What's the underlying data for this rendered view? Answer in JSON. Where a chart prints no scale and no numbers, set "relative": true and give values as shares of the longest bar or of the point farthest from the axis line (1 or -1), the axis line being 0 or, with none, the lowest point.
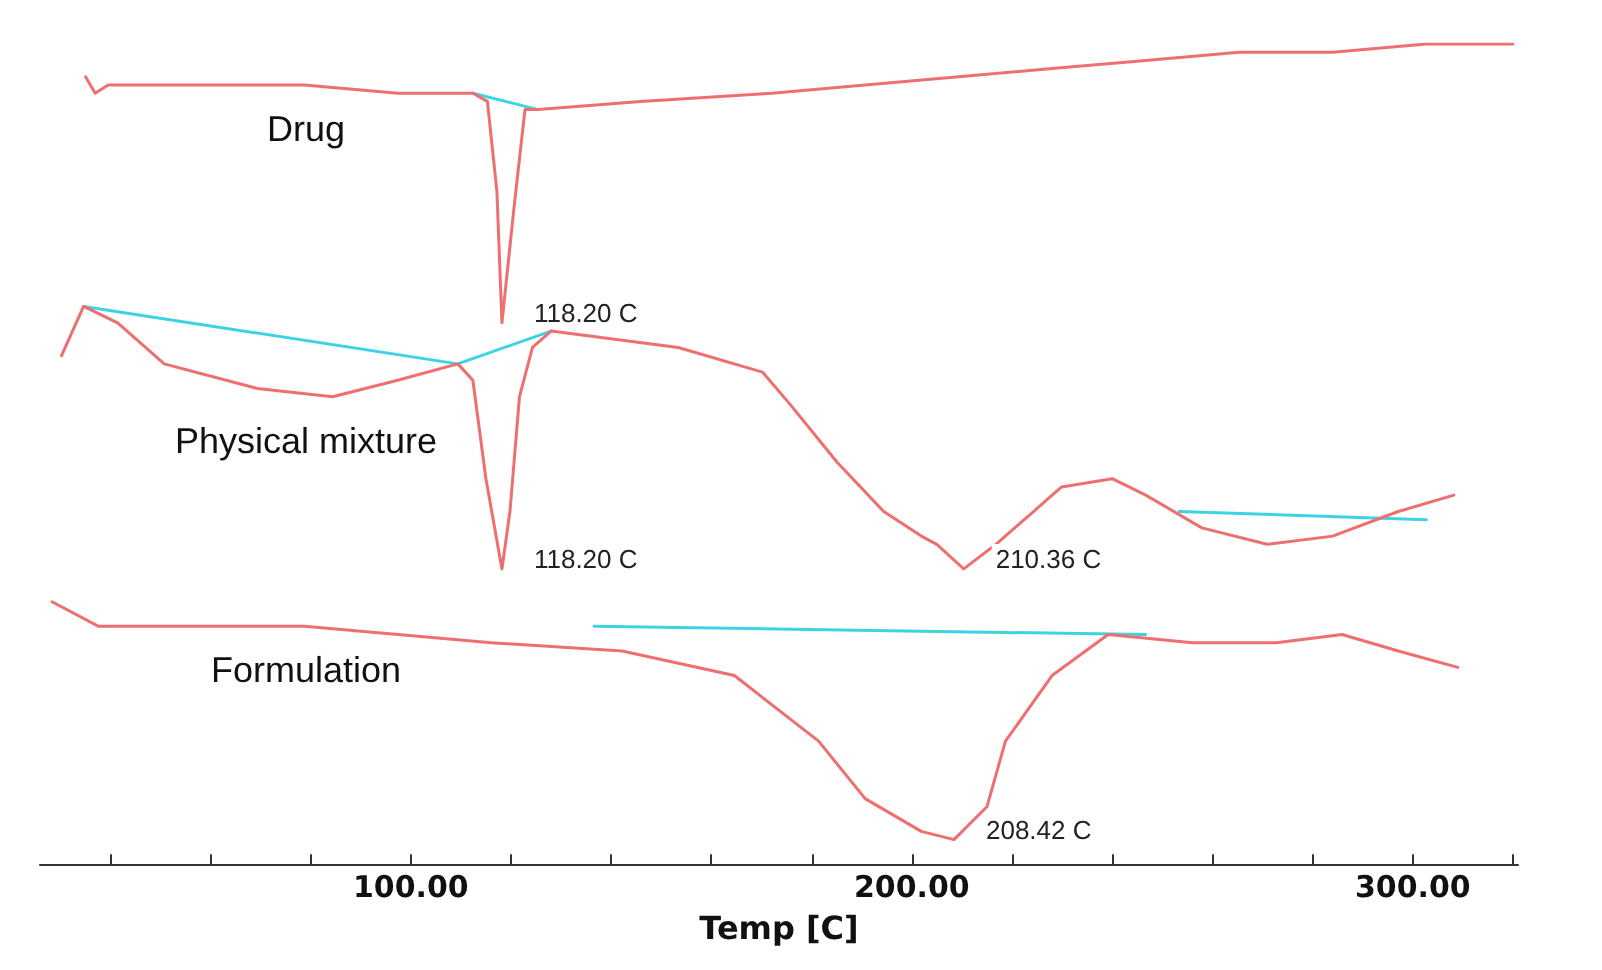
{
  "chart_data": {
    "type": "line",
    "relative": true,
    "xlabel": "Temp [C]",
    "xlim": [
      26,
      321
    ],
    "xticks": [
      {
        "value": 40,
        "label": null
      },
      {
        "value": 60,
        "label": null
      },
      {
        "value": 80,
        "label": null
      },
      {
        "value": 100,
        "label": "100.00"
      },
      {
        "value": 120,
        "label": null
      },
      {
        "value": 140,
        "label": null
      },
      {
        "value": 160,
        "label": null
      },
      {
        "value": 180,
        "label": null
      },
      {
        "value": 200,
        "label": "200.00"
      },
      {
        "value": 220,
        "label": null
      },
      {
        "value": 240,
        "label": null
      },
      {
        "value": 260,
        "label": null
      },
      {
        "value": 280,
        "label": null
      },
      {
        "value": 300,
        "label": "300.00"
      },
      {
        "value": 320,
        "label": null
      }
    ],
    "grid": false,
    "legend": false,
    "marker": "none",
    "series": [
      {
        "name": "Drug",
        "color": "#ee6f6f",
        "x": [
          35.1,
          37.0,
          39.6,
          60.1,
          78.8,
          97.4,
          112.4,
          115.3,
          117.2,
          118.2,
          120.6,
          122.8,
          125.4,
          145.9,
          172.1,
          190.7,
          209.4,
          228.0,
          246.7,
          265.3,
          284.0,
          302.7,
          320
        ],
        "values": [
          0.96,
          0.94,
          0.95,
          0.95,
          0.95,
          0.94,
          0.94,
          0.93,
          0.82,
          0.66,
          0.8,
          0.92,
          0.92,
          0.93,
          0.94,
          0.95,
          0.96,
          0.97,
          0.98,
          0.99,
          0.99,
          1.0,
          1.0
        ]
      },
      {
        "name": "Physical mixture",
        "color": "#ee6f6f",
        "x": [
          30.3,
          34.7,
          41.5,
          50.8,
          69.4,
          84.4,
          97.4,
          109.4,
          112.4,
          115.0,
          118.2,
          119.8,
          121.7,
          124.3,
          128.0,
          153.4,
          170.2,
          175.8,
          185.1,
          194.4,
          201.9,
          205.0,
          210.36,
          216.8,
          224.3,
          229.9,
          240.0,
          246.7,
          257.9,
          270.9,
          284.0,
          297.1,
          308.2
        ],
        "values": [
          0.62,
          0.68,
          0.66,
          0.61,
          0.58,
          0.57,
          0.59,
          0.61,
          0.59,
          0.47,
          0.36,
          0.43,
          0.57,
          0.63,
          0.65,
          0.63,
          0.6,
          0.56,
          0.49,
          0.43,
          0.4,
          0.39,
          0.36,
          0.39,
          0.43,
          0.46,
          0.47,
          0.45,
          0.41,
          0.39,
          0.4,
          0.43,
          0.45
        ]
      },
      {
        "name": "Formulation",
        "color": "#ee6f6f",
        "x": [
          28.4,
          37.7,
          78.8,
          116.1,
          142.2,
          164.6,
          181.4,
          190.7,
          201.9,
          208.42,
          215.0,
          218.7,
          228.0,
          239.2,
          256.0,
          272.8,
          285.9,
          297.1,
          309.0
        ],
        "values": [
          0.32,
          0.29,
          0.29,
          0.27,
          0.26,
          0.23,
          0.15,
          0.08,
          0.04,
          0.03,
          0.07,
          0.15,
          0.23,
          0.28,
          0.27,
          0.27,
          0.28,
          0.26,
          0.24
        ]
      },
      {
        "color": "#3dd3e3",
        "x": [
          112.4,
          125.4
        ],
        "values": [
          0.94,
          0.92
        ]
      },
      {
        "color": "#3dd3e3",
        "x": [
          34.7,
          109.4,
          128.0
        ],
        "values": [
          0.68,
          0.61,
          0.65
        ]
      },
      {
        "color": "#3dd3e3",
        "x": [
          253.4,
          302.7
        ],
        "values": [
          0.43,
          0.42
        ]
      },
      {
        "color": "#3dd3e3",
        "x": [
          136.6,
          246.7
        ],
        "values": [
          0.29,
          0.28
        ]
      }
    ],
    "annotations": [
      {
        "text": "118.20 C",
        "x": 118.2,
        "y": 0.66
      },
      {
        "text": "118.20 C",
        "x": 118.2,
        "y": 0.36
      },
      {
        "text": "210.36 C",
        "x": 210.36,
        "y": 0.36
      },
      {
        "text": "208.42 C",
        "x": 208.42,
        "y": 0.03
      }
    ]
  }
}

### Aim
Write out the entries again, exactly as given, skipping any images.

### Solution to this problem
What's the underlying data for this rendered view? Answer in JSON. Where a chart prints no scale and no numbers, set "relative": true and give values as shares of the longest bar or of the point farthest from the axis line (1 or -1), the axis line being 0 or, with none, the lowest point.
{
  "chart_data": {
    "type": "line",
    "relative": true,
    "xlabel": "Temp [C]",
    "xlim": [
      26,
      321
    ],
    "xticks": [
      {
        "value": 40,
        "label": null
      },
      {
        "value": 60,
        "label": null
      },
      {
        "value": 80,
        "label": null
      },
      {
        "value": 100,
        "label": "100.00"
      },
      {
        "value": 120,
        "label": null
      },
      {
        "value": 140,
        "label": null
      },
      {
        "value": 160,
        "label": null
      },
      {
        "value": 180,
        "label": null
      },
      {
        "value": 200,
        "label": "200.00"
      },
      {
        "value": 220,
        "label": null
      },
      {
        "value": 240,
        "label": null
      },
      {
        "value": 260,
        "label": null
      },
      {
        "value": 280,
        "label": null
      },
      {
        "value": 300,
        "label": "300.00"
      },
      {
        "value": 320,
        "label": null
      }
    ],
    "grid": false,
    "legend": false,
    "marker": "none",
    "series": [
      {
        "name": "Drug",
        "color": "#ee6f6f",
        "x": [
          35.1,
          37.0,
          39.6,
          60.1,
          78.8,
          97.4,
          112.4,
          115.3,
          117.2,
          118.2,
          120.6,
          122.8,
          125.4,
          145.9,
          172.1,
          190.7,
          209.4,
          228.0,
          246.7,
          265.3,
          284.0,
          302.7,
          320
        ],
        "values": [
          0.96,
          0.94,
          0.95,
          0.95,
          0.95,
          0.94,
          0.94,
          0.93,
          0.82,
          0.66,
          0.8,
          0.92,
          0.92,
          0.93,
          0.94,
          0.95,
          0.96,
          0.97,
          0.98,
          0.99,
          0.99,
          1.0,
          1.0
        ]
      },
      {
        "name": "Physical mixture",
        "color": "#ee6f6f",
        "x": [
          30.3,
          34.7,
          41.5,
          50.8,
          69.4,
          84.4,
          97.4,
          109.4,
          112.4,
          115.0,
          118.2,
          119.8,
          121.7,
          124.3,
          128.0,
          153.4,
          170.2,
          175.8,
          185.1,
          194.4,
          201.9,
          205.0,
          210.36,
          216.8,
          224.3,
          229.9,
          240.0,
          246.7,
          257.9,
          270.9,
          284.0,
          297.1,
          308.2
        ],
        "values": [
          0.62,
          0.68,
          0.66,
          0.61,
          0.58,
          0.57,
          0.59,
          0.61,
          0.59,
          0.47,
          0.36,
          0.43,
          0.57,
          0.63,
          0.65,
          0.63,
          0.6,
          0.56,
          0.49,
          0.43,
          0.4,
          0.39,
          0.36,
          0.39,
          0.43,
          0.46,
          0.47,
          0.45,
          0.41,
          0.39,
          0.4,
          0.43,
          0.45
        ]
      },
      {
        "name": "Formulation",
        "color": "#ee6f6f",
        "x": [
          28.4,
          37.7,
          78.8,
          116.1,
          142.2,
          164.6,
          181.4,
          190.7,
          201.9,
          208.42,
          215.0,
          218.7,
          228.0,
          239.2,
          256.0,
          272.8,
          285.9,
          297.1,
          309.0
        ],
        "values": [
          0.32,
          0.29,
          0.29,
          0.27,
          0.26,
          0.23,
          0.15,
          0.08,
          0.04,
          0.03,
          0.07,
          0.15,
          0.23,
          0.28,
          0.27,
          0.27,
          0.28,
          0.26,
          0.24
        ]
      },
      {
        "color": "#3dd3e3",
        "x": [
          112.4,
          125.4
        ],
        "values": [
          0.94,
          0.92
        ]
      },
      {
        "color": "#3dd3e3",
        "x": [
          34.7,
          109.4,
          128.0
        ],
        "values": [
          0.68,
          0.61,
          0.65
        ]
      },
      {
        "color": "#3dd3e3",
        "x": [
          253.4,
          302.7
        ],
        "values": [
          0.43,
          0.42
        ]
      },
      {
        "color": "#3dd3e3",
        "x": [
          136.6,
          246.7
        ],
        "values": [
          0.29,
          0.28
        ]
      }
    ],
    "annotations": [
      {
        "text": "118.20 C",
        "x": 118.2,
        "y": 0.66
      },
      {
        "text": "118.20 C",
        "x": 118.2,
        "y": 0.36
      },
      {
        "text": "210.36 C",
        "x": 210.36,
        "y": 0.36
      },
      {
        "text": "208.42 C",
        "x": 208.42,
        "y": 0.03
      }
    ]
  }
}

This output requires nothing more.